# Task brief:
Please print the full listing exactly.

# Data listing:

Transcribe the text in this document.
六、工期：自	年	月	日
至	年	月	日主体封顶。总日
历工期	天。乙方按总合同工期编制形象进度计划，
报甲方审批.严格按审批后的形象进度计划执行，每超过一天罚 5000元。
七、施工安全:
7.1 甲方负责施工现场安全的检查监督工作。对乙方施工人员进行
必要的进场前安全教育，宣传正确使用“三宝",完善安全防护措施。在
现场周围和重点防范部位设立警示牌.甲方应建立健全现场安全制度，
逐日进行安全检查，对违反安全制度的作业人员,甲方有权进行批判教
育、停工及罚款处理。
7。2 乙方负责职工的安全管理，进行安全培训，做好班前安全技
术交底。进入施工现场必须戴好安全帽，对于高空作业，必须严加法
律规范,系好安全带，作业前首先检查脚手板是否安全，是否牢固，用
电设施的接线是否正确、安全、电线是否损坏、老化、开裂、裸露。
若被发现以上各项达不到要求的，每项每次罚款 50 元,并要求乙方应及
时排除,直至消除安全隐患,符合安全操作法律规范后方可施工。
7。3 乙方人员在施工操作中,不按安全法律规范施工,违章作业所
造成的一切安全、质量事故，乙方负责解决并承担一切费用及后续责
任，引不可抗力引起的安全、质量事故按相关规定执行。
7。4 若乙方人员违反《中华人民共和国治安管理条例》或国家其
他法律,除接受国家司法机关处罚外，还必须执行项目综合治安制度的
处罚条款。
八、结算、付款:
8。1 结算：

# Answer in full:
Transcribe the text in this document.
六、工期：自	年	月	日
至	年	月	日主体封顶。总日
历工期	天。乙方按总合同工期编制形象进度计划，
报甲方审批.严格按审批后的形象进度计划执行，每超过一天罚 5000元。
七、施工安全:
7.1 甲方负责施工现场安全的检查监督工作。对乙方施工人员进行
必要的进场前安全教育，宣传正确使用“三宝",完善安全防护措施。在
现场周围和重点防范部位设立警示牌.甲方应建立健全现场安全制度，
逐日进行安全检查，对违反安全制度的作业人员,甲方有权进行批判教
育、停工及罚款处理。
7。2 乙方负责职工的安全管理，进行安全培训，做好班前安全技
术交底。进入施工现场必须戴好安全帽，对于高空作业，必须严加法
律规范,系好安全带，作业前首先检查脚手板是否安全，是否牢固，用
电设施的接线是否正确、安全、电线是否损坏、老化、开裂、裸露。
若被发现以上各项达不到要求的，每项每次罚款 50 元,并要求乙方应及
时排除,直至消除安全隐患,符合安全操作法律规范后方可施工。
7。3 乙方人员在施工操作中,不按安全法律规范施工,违章作业所
造成的一切安全、质量事故，乙方负责解决并承担一切费用及后续责
任，引不可抗力引起的安全、质量事故按相关规定执行。
7。4 若乙方人员违反《中华人民共和国治安管理条例》或国家其
他法律,除接受国家司法机关处罚外，还必须执行项目综合治安制度的
处罚条款。
八、结算、付款:
8。1 结算：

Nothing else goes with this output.